■ Exercise input
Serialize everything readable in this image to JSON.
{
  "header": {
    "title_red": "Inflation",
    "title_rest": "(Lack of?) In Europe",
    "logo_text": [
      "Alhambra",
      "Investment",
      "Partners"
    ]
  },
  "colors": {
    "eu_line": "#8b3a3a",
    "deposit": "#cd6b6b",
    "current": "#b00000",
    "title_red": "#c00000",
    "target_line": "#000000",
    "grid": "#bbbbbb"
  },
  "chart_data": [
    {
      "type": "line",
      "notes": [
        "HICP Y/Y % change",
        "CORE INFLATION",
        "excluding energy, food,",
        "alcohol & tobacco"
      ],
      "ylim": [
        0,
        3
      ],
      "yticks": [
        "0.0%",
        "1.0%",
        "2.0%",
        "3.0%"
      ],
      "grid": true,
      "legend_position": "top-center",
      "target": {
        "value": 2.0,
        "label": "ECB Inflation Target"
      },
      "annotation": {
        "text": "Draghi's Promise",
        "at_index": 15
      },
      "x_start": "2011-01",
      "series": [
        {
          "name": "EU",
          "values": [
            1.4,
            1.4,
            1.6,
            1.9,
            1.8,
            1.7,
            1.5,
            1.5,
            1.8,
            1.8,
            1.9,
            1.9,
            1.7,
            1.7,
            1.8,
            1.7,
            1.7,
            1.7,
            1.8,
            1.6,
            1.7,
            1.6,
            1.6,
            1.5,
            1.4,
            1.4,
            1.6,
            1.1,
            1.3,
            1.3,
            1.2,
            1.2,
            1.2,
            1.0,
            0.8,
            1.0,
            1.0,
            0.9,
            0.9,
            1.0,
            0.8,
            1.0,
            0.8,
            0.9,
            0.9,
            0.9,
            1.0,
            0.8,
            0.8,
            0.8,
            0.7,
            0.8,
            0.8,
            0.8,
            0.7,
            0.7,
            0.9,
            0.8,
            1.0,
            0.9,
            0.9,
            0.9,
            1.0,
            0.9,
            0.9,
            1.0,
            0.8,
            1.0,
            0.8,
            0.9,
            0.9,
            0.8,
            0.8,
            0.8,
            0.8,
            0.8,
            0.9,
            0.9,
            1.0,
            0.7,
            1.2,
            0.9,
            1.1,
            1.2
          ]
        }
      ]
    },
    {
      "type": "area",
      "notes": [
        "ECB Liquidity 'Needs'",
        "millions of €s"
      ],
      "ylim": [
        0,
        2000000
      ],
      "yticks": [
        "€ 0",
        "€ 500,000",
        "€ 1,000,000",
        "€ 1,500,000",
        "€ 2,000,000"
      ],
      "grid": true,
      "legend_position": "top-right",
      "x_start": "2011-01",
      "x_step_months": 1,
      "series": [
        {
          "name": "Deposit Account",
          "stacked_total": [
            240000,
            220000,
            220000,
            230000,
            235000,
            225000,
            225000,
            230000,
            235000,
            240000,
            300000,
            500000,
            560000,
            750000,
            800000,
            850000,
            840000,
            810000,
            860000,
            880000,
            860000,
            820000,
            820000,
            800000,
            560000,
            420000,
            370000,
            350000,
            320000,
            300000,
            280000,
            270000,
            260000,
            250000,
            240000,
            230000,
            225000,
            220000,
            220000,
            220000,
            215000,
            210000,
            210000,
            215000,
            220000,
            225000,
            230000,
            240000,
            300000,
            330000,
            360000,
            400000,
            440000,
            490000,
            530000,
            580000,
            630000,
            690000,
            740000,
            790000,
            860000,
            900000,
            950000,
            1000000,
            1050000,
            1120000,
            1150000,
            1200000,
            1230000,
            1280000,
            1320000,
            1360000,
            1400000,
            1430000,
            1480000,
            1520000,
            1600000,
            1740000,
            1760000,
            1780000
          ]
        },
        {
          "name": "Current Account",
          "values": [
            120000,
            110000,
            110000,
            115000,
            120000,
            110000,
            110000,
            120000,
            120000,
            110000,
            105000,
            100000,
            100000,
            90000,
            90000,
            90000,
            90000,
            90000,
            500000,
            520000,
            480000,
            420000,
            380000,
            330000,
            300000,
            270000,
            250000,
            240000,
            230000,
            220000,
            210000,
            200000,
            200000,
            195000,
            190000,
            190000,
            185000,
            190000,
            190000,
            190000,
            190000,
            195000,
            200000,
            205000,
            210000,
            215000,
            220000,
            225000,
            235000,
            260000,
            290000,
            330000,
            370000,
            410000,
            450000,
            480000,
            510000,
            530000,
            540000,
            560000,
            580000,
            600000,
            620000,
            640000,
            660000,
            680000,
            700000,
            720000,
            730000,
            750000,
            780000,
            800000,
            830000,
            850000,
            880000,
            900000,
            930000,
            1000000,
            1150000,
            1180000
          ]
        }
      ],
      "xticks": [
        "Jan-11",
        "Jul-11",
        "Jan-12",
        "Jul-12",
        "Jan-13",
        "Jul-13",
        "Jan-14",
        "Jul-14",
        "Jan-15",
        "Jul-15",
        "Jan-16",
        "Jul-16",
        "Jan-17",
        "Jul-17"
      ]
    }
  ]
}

■ Work instructions
Quote each line of the listing above exactly.

■ Answer to the exercise
Serialize everything readable in this image to JSON.
{
  "header": {
    "title_red": "Inflation",
    "title_rest": "(Lack of?) In Europe",
    "logo_text": [
      "Alhambra",
      "Investment",
      "Partners"
    ]
  },
  "colors": {
    "eu_line": "#8b3a3a",
    "deposit": "#cd6b6b",
    "current": "#b00000",
    "title_red": "#c00000",
    "target_line": "#000000",
    "grid": "#bbbbbb"
  },
  "chart_data": [
    {
      "type": "line",
      "notes": [
        "HICP Y/Y % change",
        "CORE INFLATION",
        "excluding energy, food,",
        "alcohol & tobacco"
      ],
      "ylim": [
        0,
        3
      ],
      "yticks": [
        "0.0%",
        "1.0%",
        "2.0%",
        "3.0%"
      ],
      "grid": true,
      "legend_position": "top-center",
      "target": {
        "value": 2.0,
        "label": "ECB Inflation Target"
      },
      "annotation": {
        "text": "Draghi's Promise",
        "at_index": 15
      },
      "x_start": "2011-01",
      "series": [
        {
          "name": "EU",
          "values": [
            1.4,
            1.4,
            1.6,
            1.9,
            1.8,
            1.7,
            1.5,
            1.5,
            1.8,
            1.8,
            1.9,
            1.9,
            1.7,
            1.7,
            1.8,
            1.7,
            1.7,
            1.7,
            1.8,
            1.6,
            1.7,
            1.6,
            1.6,
            1.5,
            1.4,
            1.4,
            1.6,
            1.1,
            1.3,
            1.3,
            1.2,
            1.2,
            1.2,
            1.0,
            0.8,
            1.0,
            1.0,
            0.9,
            0.9,
            1.0,
            0.8,
            1.0,
            0.8,
            0.9,
            0.9,
            0.9,
            1.0,
            0.8,
            0.8,
            0.8,
            0.7,
            0.8,
            0.8,
            0.8,
            0.7,
            0.7,
            0.9,
            0.8,
            1.0,
            0.9,
            0.9,
            0.9,
            1.0,
            0.9,
            0.9,
            1.0,
            0.8,
            1.0,
            0.8,
            0.9,
            0.9,
            0.8,
            0.8,
            0.8,
            0.8,
            0.8,
            0.9,
            0.9,
            1.0,
            0.7,
            1.2,
            0.9,
            1.1,
            1.2
          ]
        }
      ]
    },
    {
      "type": "area",
      "notes": [
        "ECB Liquidity 'Needs'",
        "millions of €s"
      ],
      "ylim": [
        0,
        2000000
      ],
      "yticks": [
        "€ 0",
        "€ 500,000",
        "€ 1,000,000",
        "€ 1,500,000",
        "€ 2,000,000"
      ],
      "grid": true,
      "legend_position": "top-right",
      "x_start": "2011-01",
      "x_step_months": 1,
      "series": [
        {
          "name": "Deposit Account",
          "stacked_total": [
            240000,
            220000,
            220000,
            230000,
            235000,
            225000,
            225000,
            230000,
            235000,
            240000,
            300000,
            500000,
            560000,
            750000,
            800000,
            850000,
            840000,
            810000,
            860000,
            880000,
            860000,
            820000,
            820000,
            800000,
            560000,
            420000,
            370000,
            350000,
            320000,
            300000,
            280000,
            270000,
            260000,
            250000,
            240000,
            230000,
            225000,
            220000,
            220000,
            220000,
            215000,
            210000,
            210000,
            215000,
            220000,
            225000,
            230000,
            240000,
            300000,
            330000,
            360000,
            400000,
            440000,
            490000,
            530000,
            580000,
            630000,
            690000,
            740000,
            790000,
            860000,
            900000,
            950000,
            1000000,
            1050000,
            1120000,
            1150000,
            1200000,
            1230000,
            1280000,
            1320000,
            1360000,
            1400000,
            1430000,
            1480000,
            1520000,
            1600000,
            1740000,
            1760000,
            1780000
          ]
        },
        {
          "name": "Current Account",
          "values": [
            120000,
            110000,
            110000,
            115000,
            120000,
            110000,
            110000,
            120000,
            120000,
            110000,
            105000,
            100000,
            100000,
            90000,
            90000,
            90000,
            90000,
            90000,
            500000,
            520000,
            480000,
            420000,
            380000,
            330000,
            300000,
            270000,
            250000,
            240000,
            230000,
            220000,
            210000,
            200000,
            200000,
            195000,
            190000,
            190000,
            185000,
            190000,
            190000,
            190000,
            190000,
            195000,
            200000,
            205000,
            210000,
            215000,
            220000,
            225000,
            235000,
            260000,
            290000,
            330000,
            370000,
            410000,
            450000,
            480000,
            510000,
            530000,
            540000,
            560000,
            580000,
            600000,
            620000,
            640000,
            660000,
            680000,
            700000,
            720000,
            730000,
            750000,
            780000,
            800000,
            830000,
            850000,
            880000,
            900000,
            930000,
            1000000,
            1150000,
            1180000
          ]
        }
      ],
      "xticks": [
        "Jan-11",
        "Jul-11",
        "Jan-12",
        "Jul-12",
        "Jan-13",
        "Jul-13",
        "Jan-14",
        "Jul-14",
        "Jan-15",
        "Jul-15",
        "Jan-16",
        "Jul-16",
        "Jan-17",
        "Jul-17"
      ]
    }
  ]
}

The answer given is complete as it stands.